--- start MATERIAL PROVIDED ---
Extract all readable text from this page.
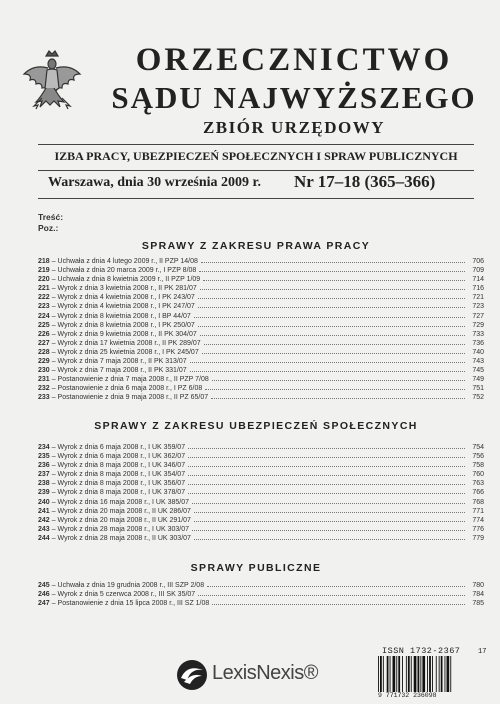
ORZECZNICTWO
SĄDU NAJWYŻSZEGO
ZBIÓR URZĘDOWY
IZBA PRACY, UBEZPIECZEŃ SPOŁECZNYCH I SPRAW PUBLICZNYCH
Warszawa, dnia 30 września 2009 r. Nr 17–18 (365–366)
Treść:
Poz.:
SPRAWY Z ZAKRESU PRAWA PRACY
218 – Uchwała z dnia 4 lutego 2009 r., II PZP 14/08	706
219 – Uchwała z dnia 20 marca 2009 r., I PZP 8/08	709
220 – Uchwała z dnia 8 kwietnia 2009 r., II PZP 1/09	714
221 – Wyrok z dnia 3 kwietnia 2008 r., II PK 281/07	716
222 – Wyrok z dnia 4 kwietnia 2008 r., I PK 243/07	721
223 – Wyrok z dnia 4 kwietnia 2008 r., I PK 247/07	723
224 – Wyrok z dnia 8 kwietnia 2008 r., I BP 44/07	727
225 – Wyrok z dnia 8 kwietnia 2008 r., I PK 250/07	729
226 – Wyrok z dnia 9 kwietnia 2008 r., II PK 304/07	733
227 – Wyrok z dnia 17 kwietnia 2008 r., II PK 289/07	736
228 – Wyrok z dnia 25 kwietnia 2008 r., I PK 245/07	740
229 – Wyrok z dnia 7 maja 2008 r., II PK 313/07	743
230 – Wyrok z dnia 7 maja 2008 r., II PK 331/07	745
231 – Postanowienie z dnia 7 maja 2008 r., II PZP 7/08	749
232 – Postanowienie z dnia 6 maja 2008 r., I PZ 6/08	751
233 – Postanowienie z dnia 9 maja 2008 r., II PZ 65/07	752
SPRAWY Z ZAKRESU UBEZPIECZEŃ SPOŁECZNYCH
234 – Wyrok z dnia 6 maja 2008 r., I UK 359/07	754
235 – Wyrok z dnia 6 maja 2008 r., I UK 362/07	756
236 – Wyrok z dnia 8 maja 2008 r., I UK 346/07	758
237 – Wyrok z dnia 8 maja 2008 r., I UK 354/07	760
238 – Wyrok z dnia 8 maja 2008 r., I UK 356/07	763
239 – Wyrok z dnia 8 maja 2008 r., I UK 378/07	766
240 – Wyrok z dnia 16 maja 2008 r., I UK 385/07	768
241 – Wyrok z dnia 20 maja 2008 r., II UK 286/07	771
242 – Wyrok z dnia 20 maja 2008 r., II UK 291/07	774
243 – Wyrok z dnia 28 maja 2008 r., I UK 303/07	776
244 – Wyrok z dnia 28 maja 2008 r., II UK 303/07	779
SPRAWY PUBLICZNE
245 – Uchwała z dnia 19 grudnia 2008 r., III SZP 2/08	780
246 – Wyrok z dnia 5 czerwca 2008 r., III SK 35/07	784
247 – Postanowienie z dnia 15 lipca 2008 r., III SZ 1/08	785
LexisNexis®
ISSN 1732-2367	17
9 771732 236098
--- end MATERIAL PROVIDED ---
# EXERCISE:
Are you able to set down all the lines above exactly, without any pictures?

# TASK RESULT:
Extract all readable text from this page.
ORZECZNICTWO
SĄDU NAJWYŻSZEGO
ZBIÓR URZĘDOWY
IZBA PRACY, UBEZPIECZEŃ SPOŁECZNYCH I SPRAW PUBLICZNYCH
Warszawa, dnia 30 września 2009 r. Nr 17–18 (365–366)
Treść:
Poz.:
SPRAWY Z ZAKRESU PRAWA PRACY
218 – Uchwała z dnia 4 lutego 2009 r., II PZP 14/08	706
219 – Uchwała z dnia 20 marca 2009 r., I PZP 8/08	709
220 – Uchwała z dnia 8 kwietnia 2009 r., II PZP 1/09	714
221 – Wyrok z dnia 3 kwietnia 2008 r., II PK 281/07	716
222 – Wyrok z dnia 4 kwietnia 2008 r., I PK 243/07	721
223 – Wyrok z dnia 4 kwietnia 2008 r., I PK 247/07	723
224 – Wyrok z dnia 8 kwietnia 2008 r., I BP 44/07	727
225 – Wyrok z dnia 8 kwietnia 2008 r., I PK 250/07	729
226 – Wyrok z dnia 9 kwietnia 2008 r., II PK 304/07	733
227 – Wyrok z dnia 17 kwietnia 2008 r., II PK 289/07	736
228 – Wyrok z dnia 25 kwietnia 2008 r., I PK 245/07	740
229 – Wyrok z dnia 7 maja 2008 r., II PK 313/07	743
230 – Wyrok z dnia 7 maja 2008 r., II PK 331/07	745
231 – Postanowienie z dnia 7 maja 2008 r., II PZP 7/08	749
232 – Postanowienie z dnia 6 maja 2008 r., I PZ 6/08	751
233 – Postanowienie z dnia 9 maja 2008 r., II PZ 65/07	752
SPRAWY Z ZAKRESU UBEZPIECZEŃ SPOŁECZNYCH
234 – Wyrok z dnia 6 maja 2008 r., I UK 359/07	754
235 – Wyrok z dnia 6 maja 2008 r., I UK 362/07	756
236 – Wyrok z dnia 8 maja 2008 r., I UK 346/07	758
237 – Wyrok z dnia 8 maja 2008 r., I UK 354/07	760
238 – Wyrok z dnia 8 maja 2008 r., I UK 356/07	763
239 – Wyrok z dnia 8 maja 2008 r., I UK 378/07	766
240 – Wyrok z dnia 16 maja 2008 r., I UK 385/07	768
241 – Wyrok z dnia 20 maja 2008 r., II UK 286/07	771
242 – Wyrok z dnia 20 maja 2008 r., II UK 291/07	774
243 – Wyrok z dnia 28 maja 2008 r., I UK 303/07	776
244 – Wyrok z dnia 28 maja 2008 r., II UK 303/07	779
SPRAWY PUBLICZNE
245 – Uchwała z dnia 19 grudnia 2008 r., III SZP 2/08	780
246 – Wyrok z dnia 5 czerwca 2008 r., III SK 35/07	784
247 – Postanowienie z dnia 15 lipca 2008 r., III SZ 1/08	785
LexisNexis®
ISSN 1732-2367	17
9 771732 236098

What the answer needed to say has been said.